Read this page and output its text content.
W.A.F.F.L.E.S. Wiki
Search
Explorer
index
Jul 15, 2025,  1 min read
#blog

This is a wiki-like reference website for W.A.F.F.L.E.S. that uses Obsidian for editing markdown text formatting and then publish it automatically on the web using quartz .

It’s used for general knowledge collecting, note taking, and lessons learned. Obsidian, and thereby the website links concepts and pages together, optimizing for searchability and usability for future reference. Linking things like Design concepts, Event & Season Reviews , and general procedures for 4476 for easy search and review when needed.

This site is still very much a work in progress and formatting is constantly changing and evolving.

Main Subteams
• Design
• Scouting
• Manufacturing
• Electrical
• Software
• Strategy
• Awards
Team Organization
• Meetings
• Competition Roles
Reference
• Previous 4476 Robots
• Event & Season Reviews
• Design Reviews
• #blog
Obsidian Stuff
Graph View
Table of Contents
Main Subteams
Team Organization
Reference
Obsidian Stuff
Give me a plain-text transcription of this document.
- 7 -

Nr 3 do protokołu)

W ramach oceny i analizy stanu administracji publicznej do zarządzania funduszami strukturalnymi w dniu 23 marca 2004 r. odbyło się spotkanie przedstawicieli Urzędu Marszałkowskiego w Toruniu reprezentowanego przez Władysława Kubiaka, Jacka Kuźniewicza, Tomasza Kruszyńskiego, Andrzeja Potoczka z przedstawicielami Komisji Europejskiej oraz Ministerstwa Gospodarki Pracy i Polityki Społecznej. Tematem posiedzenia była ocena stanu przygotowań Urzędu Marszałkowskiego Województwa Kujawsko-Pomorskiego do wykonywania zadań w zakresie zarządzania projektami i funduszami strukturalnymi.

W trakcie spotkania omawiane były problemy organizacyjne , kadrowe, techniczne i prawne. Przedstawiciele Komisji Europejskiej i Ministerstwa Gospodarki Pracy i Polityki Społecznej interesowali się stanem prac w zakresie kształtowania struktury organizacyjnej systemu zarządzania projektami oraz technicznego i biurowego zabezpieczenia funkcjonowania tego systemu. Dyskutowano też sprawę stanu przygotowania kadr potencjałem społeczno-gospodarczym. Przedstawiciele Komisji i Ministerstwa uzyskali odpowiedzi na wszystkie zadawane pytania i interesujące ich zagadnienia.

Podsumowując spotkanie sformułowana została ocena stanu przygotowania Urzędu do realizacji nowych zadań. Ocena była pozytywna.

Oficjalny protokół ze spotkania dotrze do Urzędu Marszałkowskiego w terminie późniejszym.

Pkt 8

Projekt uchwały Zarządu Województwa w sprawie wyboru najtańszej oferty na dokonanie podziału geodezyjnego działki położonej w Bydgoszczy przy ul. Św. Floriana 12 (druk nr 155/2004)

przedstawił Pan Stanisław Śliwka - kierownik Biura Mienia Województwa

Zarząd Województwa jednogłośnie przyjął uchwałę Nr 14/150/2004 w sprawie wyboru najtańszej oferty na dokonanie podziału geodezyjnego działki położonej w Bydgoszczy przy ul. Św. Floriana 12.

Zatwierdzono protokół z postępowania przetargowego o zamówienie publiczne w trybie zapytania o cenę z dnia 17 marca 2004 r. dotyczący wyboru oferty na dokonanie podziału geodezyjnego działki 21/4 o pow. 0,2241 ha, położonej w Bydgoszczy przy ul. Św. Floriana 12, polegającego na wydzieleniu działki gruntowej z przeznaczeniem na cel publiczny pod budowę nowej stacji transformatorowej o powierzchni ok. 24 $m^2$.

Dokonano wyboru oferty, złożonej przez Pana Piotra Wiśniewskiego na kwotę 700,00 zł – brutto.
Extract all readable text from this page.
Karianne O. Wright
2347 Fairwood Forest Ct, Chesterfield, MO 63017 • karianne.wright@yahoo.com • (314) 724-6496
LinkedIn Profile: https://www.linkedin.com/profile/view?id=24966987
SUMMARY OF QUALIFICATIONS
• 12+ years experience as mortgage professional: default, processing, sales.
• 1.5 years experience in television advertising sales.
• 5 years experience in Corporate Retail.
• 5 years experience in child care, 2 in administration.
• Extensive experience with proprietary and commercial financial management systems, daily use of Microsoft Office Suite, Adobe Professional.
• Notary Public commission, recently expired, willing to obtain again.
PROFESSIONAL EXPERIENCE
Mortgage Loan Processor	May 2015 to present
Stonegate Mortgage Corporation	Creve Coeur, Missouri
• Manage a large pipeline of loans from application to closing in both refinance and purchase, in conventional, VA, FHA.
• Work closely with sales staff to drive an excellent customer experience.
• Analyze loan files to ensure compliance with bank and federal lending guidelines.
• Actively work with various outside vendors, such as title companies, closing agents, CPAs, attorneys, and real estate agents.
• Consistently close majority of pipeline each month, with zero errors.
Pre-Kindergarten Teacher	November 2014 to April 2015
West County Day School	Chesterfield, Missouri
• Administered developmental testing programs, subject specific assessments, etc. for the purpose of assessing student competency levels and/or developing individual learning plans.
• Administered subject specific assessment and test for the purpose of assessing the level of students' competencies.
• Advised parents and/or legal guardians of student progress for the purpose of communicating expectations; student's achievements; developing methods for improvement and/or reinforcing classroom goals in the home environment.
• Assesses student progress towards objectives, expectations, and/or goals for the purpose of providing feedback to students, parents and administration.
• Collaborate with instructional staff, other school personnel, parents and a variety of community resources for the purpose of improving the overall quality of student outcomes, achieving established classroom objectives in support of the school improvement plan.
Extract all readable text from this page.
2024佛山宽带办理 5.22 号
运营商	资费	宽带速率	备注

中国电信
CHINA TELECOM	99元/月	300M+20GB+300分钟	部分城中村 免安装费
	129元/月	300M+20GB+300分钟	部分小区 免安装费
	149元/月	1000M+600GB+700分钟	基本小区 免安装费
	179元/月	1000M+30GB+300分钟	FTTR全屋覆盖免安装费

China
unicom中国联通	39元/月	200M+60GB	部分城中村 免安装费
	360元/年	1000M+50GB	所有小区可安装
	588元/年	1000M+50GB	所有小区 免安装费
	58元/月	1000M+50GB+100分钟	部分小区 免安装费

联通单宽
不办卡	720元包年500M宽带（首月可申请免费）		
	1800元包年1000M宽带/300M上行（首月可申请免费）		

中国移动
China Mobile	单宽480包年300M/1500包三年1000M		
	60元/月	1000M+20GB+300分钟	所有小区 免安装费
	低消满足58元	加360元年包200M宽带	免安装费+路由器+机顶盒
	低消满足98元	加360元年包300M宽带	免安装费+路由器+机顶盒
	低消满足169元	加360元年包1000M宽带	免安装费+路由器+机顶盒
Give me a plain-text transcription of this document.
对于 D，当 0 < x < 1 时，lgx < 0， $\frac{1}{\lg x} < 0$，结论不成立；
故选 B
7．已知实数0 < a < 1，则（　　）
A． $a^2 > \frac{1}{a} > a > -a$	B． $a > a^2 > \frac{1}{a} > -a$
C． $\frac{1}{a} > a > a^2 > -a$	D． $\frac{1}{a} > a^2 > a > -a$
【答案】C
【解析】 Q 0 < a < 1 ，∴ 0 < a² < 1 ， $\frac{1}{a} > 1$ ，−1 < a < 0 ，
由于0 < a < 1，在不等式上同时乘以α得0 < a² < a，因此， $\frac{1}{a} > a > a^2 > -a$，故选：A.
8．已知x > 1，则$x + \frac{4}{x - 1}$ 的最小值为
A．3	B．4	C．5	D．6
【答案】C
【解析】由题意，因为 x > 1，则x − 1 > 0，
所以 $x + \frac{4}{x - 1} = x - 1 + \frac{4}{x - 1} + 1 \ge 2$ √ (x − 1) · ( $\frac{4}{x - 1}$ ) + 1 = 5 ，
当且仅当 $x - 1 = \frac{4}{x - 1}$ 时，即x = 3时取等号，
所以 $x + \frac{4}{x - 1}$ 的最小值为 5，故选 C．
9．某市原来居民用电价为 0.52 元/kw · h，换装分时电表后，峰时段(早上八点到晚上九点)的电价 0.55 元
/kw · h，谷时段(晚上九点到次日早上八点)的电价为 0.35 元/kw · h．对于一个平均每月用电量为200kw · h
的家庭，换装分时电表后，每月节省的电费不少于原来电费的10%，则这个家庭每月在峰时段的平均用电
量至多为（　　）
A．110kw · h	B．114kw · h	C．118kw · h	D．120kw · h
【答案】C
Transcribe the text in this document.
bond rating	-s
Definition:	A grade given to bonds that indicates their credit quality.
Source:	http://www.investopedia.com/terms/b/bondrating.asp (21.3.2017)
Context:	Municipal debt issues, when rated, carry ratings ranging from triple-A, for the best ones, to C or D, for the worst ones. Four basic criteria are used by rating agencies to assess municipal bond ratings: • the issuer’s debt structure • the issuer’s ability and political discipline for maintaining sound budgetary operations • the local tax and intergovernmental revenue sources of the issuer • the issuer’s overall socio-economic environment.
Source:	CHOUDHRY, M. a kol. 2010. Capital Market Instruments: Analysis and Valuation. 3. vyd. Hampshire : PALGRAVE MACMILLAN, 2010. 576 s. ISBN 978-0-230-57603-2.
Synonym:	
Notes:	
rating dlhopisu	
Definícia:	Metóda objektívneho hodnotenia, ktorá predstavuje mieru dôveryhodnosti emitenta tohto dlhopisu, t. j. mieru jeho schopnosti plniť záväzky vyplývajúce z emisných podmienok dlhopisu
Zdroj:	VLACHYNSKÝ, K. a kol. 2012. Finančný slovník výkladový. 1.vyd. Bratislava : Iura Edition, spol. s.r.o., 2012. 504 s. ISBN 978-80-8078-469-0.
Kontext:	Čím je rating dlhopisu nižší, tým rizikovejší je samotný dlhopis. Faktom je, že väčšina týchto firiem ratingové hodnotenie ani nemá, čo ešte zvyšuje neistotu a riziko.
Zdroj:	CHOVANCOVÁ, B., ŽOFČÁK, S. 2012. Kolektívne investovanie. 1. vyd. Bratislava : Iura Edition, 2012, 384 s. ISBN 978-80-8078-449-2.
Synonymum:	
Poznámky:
○ ○ ○
→ SET TASK: Extract all lines of the records above that include "的最小值为".

→ EXERCISE RESULT:
8．已知x > 1，则$x + \frac{4}{x - 1}$ 的最小值为
所以 $x + \frac{4}{x - 1}$ 的最小值为 5，故选 C．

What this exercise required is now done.